Task details: Repeat every entry in the listing below, exactly.

--- start of Data for this exercise ---

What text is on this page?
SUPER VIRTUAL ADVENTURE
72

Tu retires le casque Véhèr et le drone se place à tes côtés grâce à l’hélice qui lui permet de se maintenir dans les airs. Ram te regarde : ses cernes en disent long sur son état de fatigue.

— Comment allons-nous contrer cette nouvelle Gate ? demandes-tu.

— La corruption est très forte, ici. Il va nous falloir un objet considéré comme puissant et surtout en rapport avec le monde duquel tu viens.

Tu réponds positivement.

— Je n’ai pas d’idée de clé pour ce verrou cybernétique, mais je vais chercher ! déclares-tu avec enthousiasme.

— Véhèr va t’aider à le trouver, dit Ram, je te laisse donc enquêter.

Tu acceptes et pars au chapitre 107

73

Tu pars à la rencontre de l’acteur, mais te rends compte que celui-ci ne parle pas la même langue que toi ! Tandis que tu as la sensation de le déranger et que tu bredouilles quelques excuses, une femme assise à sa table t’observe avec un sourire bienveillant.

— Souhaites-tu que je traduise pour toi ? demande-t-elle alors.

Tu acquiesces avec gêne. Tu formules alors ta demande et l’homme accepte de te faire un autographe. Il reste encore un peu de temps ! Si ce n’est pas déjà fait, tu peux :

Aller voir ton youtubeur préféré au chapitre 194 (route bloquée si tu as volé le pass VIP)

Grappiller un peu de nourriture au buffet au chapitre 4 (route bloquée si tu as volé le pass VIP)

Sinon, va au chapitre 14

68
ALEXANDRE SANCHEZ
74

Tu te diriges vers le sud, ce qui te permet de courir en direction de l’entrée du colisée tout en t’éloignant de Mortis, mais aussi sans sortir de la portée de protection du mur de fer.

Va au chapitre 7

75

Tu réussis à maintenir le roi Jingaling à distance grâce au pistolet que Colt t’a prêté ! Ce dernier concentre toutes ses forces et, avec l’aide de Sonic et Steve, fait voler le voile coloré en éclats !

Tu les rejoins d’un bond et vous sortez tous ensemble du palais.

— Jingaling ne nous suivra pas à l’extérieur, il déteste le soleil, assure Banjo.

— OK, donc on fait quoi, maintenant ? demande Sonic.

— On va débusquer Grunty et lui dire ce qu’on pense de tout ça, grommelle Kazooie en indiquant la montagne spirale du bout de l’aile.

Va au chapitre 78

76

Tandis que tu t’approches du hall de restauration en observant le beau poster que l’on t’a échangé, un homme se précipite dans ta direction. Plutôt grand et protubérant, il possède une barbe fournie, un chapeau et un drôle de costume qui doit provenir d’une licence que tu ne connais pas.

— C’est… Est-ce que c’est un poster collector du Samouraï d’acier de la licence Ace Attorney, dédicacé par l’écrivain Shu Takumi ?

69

--- end of Data for this exercise ---

Output:
What text is on this page?
SUPER VIRTUAL ADVENTURE
72

Tu retires le casque Véhèr et le drone se place à tes côtés grâce à l’hélice qui lui permet de se maintenir dans les airs. Ram te regarde : ses cernes en disent long sur son état de fatigue.

— Comment allons-nous contrer cette nouvelle Gate ? demandes-tu.

— La corruption est très forte, ici. Il va nous falloir un objet considéré comme puissant et surtout en rapport avec le monde duquel tu viens.

Tu réponds positivement.

— Je n’ai pas d’idée de clé pour ce verrou cybernétique, mais je vais chercher ! déclares-tu avec enthousiasme.

— Véhèr va t’aider à le trouver, dit Ram, je te laisse donc enquêter.

Tu acceptes et pars au chapitre 107

73

Tu pars à la rencontre de l’acteur, mais te rends compte que celui-ci ne parle pas la même langue que toi ! Tandis que tu as la sensation de le déranger et que tu bredouilles quelques excuses, une femme assise à sa table t’observe avec un sourire bienveillant.

— Souhaites-tu que je traduise pour toi ? demande-t-elle alors.

Tu acquiesces avec gêne. Tu formules alors ta demande et l’homme accepte de te faire un autographe. Il reste encore un peu de temps ! Si ce n’est pas déjà fait, tu peux :

Aller voir ton youtubeur préféré au chapitre 194 (route bloquée si tu as volé le pass VIP)

Grappiller un peu de nourriture au buffet au chapitre 4 (route bloquée si tu as volé le pass VIP)

Sinon, va au chapitre 14

68
ALEXANDRE SANCHEZ
74

Tu te diriges vers le sud, ce qui te permet de courir en direction de l’entrée du colisée tout en t’éloignant de Mortis, mais aussi sans sortir de la portée de protection du mur de fer.

Va au chapitre 7

75

Tu réussis à maintenir le roi Jingaling à distance grâce au pistolet que Colt t’a prêté ! Ce dernier concentre toutes ses forces et, avec l’aide de Sonic et Steve, fait voler le voile coloré en éclats !

Tu les rejoins d’un bond et vous sortez tous ensemble du palais.

— Jingaling ne nous suivra pas à l’extérieur, il déteste le soleil, assure Banjo.

— OK, donc on fait quoi, maintenant ? demande Sonic.

— On va débusquer Grunty et lui dire ce qu’on pense de tout ça, grommelle Kazooie en indiquant la montagne spirale du bout de l’aile.

Va au chapitre 78

76

Tandis que tu t’approches du hall de restauration en observant le beau poster que l’on t’a échangé, un homme se précipite dans ta direction. Plutôt grand et protubérant, il possède une barbe fournie, un chapeau et un drôle de costume qui doit provenir d’une licence que tu ne connais pas.

— C’est… Est-ce que c’est un poster collector du Samouraï d’acier de la licence Ace Attorney, dédicacé par l’écrivain Shu Takumi ?

69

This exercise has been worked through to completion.